▶ INSTRUCTIONS TO FOLLOW
Extract all of the entries and give them again, word for word.

▶ DATASET ENTRIES
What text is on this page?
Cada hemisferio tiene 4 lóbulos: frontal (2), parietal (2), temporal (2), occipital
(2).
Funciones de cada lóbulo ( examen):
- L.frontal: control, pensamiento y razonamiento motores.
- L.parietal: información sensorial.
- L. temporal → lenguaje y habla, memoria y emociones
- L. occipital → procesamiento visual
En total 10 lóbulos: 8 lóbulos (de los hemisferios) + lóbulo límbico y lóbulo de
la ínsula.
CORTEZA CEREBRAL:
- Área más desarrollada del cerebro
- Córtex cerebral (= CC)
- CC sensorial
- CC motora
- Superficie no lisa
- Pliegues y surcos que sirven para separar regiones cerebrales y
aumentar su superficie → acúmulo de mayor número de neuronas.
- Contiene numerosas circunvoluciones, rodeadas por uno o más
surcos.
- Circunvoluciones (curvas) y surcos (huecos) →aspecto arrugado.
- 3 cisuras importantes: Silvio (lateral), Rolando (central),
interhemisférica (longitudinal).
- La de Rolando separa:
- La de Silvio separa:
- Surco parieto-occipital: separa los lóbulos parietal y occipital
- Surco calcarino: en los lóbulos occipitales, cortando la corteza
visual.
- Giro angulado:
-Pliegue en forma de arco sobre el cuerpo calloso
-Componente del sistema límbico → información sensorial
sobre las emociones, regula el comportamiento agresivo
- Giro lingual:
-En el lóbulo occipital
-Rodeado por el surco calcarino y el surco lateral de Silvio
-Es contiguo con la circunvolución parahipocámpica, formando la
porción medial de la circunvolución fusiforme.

▶ EXPECTED ANSWER
What text is on this page?
Cada hemisferio tiene 4 lóbulos: frontal (2), parietal (2), temporal (2), occipital
(2).
Funciones de cada lóbulo ( examen):
- L.frontal: control, pensamiento y razonamiento motores.
- L.parietal: información sensorial.
- L. temporal → lenguaje y habla, memoria y emociones
- L. occipital → procesamiento visual
En total 10 lóbulos: 8 lóbulos (de los hemisferios) + lóbulo límbico y lóbulo de
la ínsula.
CORTEZA CEREBRAL:
- Área más desarrollada del cerebro
- Córtex cerebral (= CC)
- CC sensorial
- CC motora
- Superficie no lisa
- Pliegues y surcos que sirven para separar regiones cerebrales y
aumentar su superficie → acúmulo de mayor número de neuronas.
- Contiene numerosas circunvoluciones, rodeadas por uno o más
surcos.
- Circunvoluciones (curvas) y surcos (huecos) →aspecto arrugado.
- 3 cisuras importantes: Silvio (lateral), Rolando (central),
interhemisférica (longitudinal).
- La de Rolando separa:
- La de Silvio separa:
- Surco parieto-occipital: separa los lóbulos parietal y occipital
- Surco calcarino: en los lóbulos occipitales, cortando la corteza
visual.
- Giro angulado:
-Pliegue en forma de arco sobre el cuerpo calloso
-Componente del sistema límbico → información sensorial
sobre las emociones, regula el comportamiento agresivo
- Giro lingual:
-En el lóbulo occipital
-Rodeado por el surco calcarino y el surco lateral de Silvio
-Es contiguo con la circunvolución parahipocámpica, formando la
porción medial de la circunvolución fusiforme.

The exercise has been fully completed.